• **Parts of the exercise**
[1] In the passage on indentation modelling, which numerical method is used to iteratively model the indentation procedure?
[2] Duplicate part of the passage on indentation modelling word for word, beginning at the words "The other main" and stopping after the words "automated and rapid.".
[3] Write the next part of the passage on indentation modelling, picking up after its final sentence.

• **Excerpt to read**
▬▬▬▬▬▬
The other main approach is a more cumbersome one, although with much greater potential for obtaining reliable results. It involves iterative numerical (Finite element method – FEM) modelling of the indentation procedure. This is first done with a trial stress-strain relationship (in the form of an analytical expression – often termed a constitutive equation), followed by convergence on the best fit version (set of parameter values in the equation), giving optimal agreement between experimental and modelled outcomes (load-displacement plots or residual indent profiles). This procedure fully captures the complexity of the evolving stress and strain fields during indentation. While it is based on relatively intensive modelling computations, protocols have been developed in which the convergence is automated and rapid.
▬▬▬▬▬▬
• **Supplied material**

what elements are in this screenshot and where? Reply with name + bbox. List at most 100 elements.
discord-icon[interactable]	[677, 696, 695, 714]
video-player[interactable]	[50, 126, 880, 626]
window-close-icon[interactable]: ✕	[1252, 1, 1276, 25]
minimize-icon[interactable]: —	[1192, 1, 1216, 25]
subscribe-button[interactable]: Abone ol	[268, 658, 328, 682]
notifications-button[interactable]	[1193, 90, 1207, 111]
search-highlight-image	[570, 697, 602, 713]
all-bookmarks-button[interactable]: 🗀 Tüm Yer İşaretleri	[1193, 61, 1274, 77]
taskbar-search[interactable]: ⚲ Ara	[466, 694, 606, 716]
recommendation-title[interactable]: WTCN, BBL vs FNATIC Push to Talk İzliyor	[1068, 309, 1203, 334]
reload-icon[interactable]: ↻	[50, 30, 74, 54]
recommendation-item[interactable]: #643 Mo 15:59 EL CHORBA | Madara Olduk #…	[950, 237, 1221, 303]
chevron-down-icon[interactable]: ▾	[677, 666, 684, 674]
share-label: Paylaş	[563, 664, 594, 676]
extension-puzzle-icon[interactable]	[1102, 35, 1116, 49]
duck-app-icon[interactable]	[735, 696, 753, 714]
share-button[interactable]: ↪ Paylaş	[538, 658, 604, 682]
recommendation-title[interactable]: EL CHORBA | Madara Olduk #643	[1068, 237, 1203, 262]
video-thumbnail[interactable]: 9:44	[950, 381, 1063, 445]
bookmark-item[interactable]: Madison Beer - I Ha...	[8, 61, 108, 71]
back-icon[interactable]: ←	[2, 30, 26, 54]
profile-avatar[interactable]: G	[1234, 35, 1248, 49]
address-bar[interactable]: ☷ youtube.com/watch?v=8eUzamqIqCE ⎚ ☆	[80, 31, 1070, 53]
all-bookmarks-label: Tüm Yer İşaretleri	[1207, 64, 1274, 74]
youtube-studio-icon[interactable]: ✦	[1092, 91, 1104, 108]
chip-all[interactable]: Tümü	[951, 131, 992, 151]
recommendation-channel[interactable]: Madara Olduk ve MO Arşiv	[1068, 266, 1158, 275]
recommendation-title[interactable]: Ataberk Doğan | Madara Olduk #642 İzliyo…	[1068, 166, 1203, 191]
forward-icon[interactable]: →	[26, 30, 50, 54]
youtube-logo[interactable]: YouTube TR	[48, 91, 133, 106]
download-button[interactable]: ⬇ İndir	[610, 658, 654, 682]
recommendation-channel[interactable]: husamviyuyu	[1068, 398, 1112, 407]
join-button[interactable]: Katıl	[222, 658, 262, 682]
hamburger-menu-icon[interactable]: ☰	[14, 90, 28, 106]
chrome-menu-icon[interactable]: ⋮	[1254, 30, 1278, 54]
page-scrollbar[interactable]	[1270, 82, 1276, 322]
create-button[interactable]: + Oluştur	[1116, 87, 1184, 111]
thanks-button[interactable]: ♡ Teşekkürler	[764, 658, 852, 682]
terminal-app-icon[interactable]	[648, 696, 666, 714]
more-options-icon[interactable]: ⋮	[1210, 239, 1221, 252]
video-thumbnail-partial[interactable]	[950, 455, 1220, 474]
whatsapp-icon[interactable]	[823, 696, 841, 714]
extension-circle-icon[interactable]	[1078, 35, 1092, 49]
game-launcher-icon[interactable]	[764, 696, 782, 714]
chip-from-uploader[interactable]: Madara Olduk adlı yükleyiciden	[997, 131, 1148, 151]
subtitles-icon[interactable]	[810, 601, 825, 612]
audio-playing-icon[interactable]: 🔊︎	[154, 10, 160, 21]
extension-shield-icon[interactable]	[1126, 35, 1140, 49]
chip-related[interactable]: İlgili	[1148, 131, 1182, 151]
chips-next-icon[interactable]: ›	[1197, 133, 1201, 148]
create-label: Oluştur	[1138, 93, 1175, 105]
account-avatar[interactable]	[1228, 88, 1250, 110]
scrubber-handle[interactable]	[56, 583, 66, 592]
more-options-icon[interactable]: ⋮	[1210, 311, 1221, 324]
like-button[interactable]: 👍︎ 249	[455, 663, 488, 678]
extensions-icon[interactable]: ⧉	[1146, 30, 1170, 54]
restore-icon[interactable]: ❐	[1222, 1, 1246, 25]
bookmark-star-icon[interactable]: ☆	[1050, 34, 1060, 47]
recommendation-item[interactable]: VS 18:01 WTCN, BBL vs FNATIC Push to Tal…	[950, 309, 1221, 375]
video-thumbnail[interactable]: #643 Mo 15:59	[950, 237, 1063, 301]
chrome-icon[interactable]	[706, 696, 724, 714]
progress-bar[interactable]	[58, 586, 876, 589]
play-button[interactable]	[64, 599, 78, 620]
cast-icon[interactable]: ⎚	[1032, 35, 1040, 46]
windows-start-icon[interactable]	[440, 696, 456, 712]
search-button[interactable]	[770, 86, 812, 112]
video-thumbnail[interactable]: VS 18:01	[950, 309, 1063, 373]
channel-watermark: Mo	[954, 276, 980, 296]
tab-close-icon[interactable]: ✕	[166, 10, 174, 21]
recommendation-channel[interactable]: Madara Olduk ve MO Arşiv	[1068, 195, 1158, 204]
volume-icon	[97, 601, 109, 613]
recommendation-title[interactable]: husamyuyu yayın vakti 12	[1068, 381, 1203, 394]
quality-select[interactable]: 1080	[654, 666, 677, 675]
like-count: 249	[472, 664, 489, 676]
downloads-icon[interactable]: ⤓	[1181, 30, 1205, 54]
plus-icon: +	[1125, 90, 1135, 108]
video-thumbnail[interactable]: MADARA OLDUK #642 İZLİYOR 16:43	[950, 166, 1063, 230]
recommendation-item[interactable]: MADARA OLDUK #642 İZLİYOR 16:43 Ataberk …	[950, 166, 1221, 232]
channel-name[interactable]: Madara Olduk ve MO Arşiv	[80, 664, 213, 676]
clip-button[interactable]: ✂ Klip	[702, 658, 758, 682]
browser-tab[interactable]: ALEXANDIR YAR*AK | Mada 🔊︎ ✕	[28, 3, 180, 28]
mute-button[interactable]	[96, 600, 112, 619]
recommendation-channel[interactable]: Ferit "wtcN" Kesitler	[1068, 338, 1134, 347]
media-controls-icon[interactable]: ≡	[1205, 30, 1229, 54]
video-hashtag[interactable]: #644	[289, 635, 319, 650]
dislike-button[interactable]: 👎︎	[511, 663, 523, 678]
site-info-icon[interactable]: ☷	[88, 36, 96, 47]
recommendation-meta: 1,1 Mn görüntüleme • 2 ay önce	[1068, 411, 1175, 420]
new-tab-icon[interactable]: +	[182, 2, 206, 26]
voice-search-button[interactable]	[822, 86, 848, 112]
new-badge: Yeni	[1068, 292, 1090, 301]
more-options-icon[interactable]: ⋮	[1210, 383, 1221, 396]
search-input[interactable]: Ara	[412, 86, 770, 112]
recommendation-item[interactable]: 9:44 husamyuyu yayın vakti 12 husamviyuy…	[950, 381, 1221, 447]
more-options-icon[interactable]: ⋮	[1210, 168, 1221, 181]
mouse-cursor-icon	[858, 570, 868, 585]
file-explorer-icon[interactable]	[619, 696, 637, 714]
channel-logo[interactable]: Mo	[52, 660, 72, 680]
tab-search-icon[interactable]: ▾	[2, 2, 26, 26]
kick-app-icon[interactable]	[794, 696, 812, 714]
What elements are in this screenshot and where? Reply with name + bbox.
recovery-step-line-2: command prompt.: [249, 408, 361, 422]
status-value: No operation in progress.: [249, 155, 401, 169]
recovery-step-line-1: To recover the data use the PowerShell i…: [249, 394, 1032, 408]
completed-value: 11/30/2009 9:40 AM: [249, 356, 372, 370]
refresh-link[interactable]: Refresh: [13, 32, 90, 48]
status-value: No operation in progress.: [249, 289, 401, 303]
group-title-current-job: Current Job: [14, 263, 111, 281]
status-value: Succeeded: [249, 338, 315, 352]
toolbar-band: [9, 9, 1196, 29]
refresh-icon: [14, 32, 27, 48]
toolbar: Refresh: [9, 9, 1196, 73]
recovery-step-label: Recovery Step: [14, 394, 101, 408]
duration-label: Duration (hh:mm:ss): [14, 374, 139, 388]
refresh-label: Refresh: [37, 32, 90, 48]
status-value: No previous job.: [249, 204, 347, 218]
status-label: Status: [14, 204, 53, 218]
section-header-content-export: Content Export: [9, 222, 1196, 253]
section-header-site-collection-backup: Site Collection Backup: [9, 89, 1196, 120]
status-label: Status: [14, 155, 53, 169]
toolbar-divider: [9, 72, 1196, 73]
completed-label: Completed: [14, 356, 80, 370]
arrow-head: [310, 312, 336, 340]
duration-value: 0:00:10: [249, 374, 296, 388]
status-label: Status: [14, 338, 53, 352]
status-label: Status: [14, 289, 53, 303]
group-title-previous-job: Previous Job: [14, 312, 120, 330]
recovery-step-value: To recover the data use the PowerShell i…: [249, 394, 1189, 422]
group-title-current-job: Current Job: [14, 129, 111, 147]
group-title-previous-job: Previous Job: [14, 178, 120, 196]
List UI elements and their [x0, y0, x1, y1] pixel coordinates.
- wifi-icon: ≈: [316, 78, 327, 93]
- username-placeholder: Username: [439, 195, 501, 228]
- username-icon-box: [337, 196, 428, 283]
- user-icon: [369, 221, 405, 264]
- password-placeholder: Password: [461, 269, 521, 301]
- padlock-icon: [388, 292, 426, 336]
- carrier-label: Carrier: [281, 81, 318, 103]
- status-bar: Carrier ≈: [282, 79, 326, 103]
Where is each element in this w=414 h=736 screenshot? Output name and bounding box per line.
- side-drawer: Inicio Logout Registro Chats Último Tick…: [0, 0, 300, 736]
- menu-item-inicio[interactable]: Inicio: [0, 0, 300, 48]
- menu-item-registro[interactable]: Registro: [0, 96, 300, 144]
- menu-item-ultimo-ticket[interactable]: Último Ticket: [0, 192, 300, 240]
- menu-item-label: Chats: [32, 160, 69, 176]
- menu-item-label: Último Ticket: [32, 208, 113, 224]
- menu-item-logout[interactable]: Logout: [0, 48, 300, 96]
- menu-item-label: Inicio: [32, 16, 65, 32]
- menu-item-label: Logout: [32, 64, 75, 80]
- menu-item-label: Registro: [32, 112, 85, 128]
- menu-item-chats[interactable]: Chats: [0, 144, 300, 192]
▬▬▬▬▬▬
• **Answers per task**
[1] The finite element method (FEM).

[2]
The other main approach is a more cumbersome one, although with much greater potential for obtaining reliable results. It involves iterative numerical (Finite element method – FEM) modelling of the indentation procedure. This is first done with a trial stress-strain relationship (in the form of an analytical expression – often termed a constitutive equation), followed by convergence on the best fit version (set of parameter values in the equation), giving optimal agreement between experimental and modelled outcomes (load-displacement plots or residual indent profiles). This procedure fully captures the complexity of the evolving stress and strain fields during indentation. While it is based on relatively intensive modelling computations, protocols have been developed in which the convergence is automated and rapid.

[3]
== Profilometry-based indentation plastometry (PIP) ==
It has become clear that important advantages are offered by using the residual indent profile as the target outcome, rather than the load-displacement curve. These include easier measurement, greater sensitivity of the experimental outcome to the stress-strain relationship and potential for detection and characterisation of sample anisotropy – see above. The figure gives an indication of the sensitivity of the profile to the stress-strain curve of the material. The term PIP thus encompasses the following features:
1)	Obtaining stress-strain curves characteristic of the bulk of a material (by using relatively large spherical indenters and relatively deep penetration),
2)	Experimental measurement of the residual indent profile and
3)	Iterative FEM simulation of the indentation test, to obtain the stress-strain curve (captured in a constitutive equation) that gives the best fit between modelled and measured profiles.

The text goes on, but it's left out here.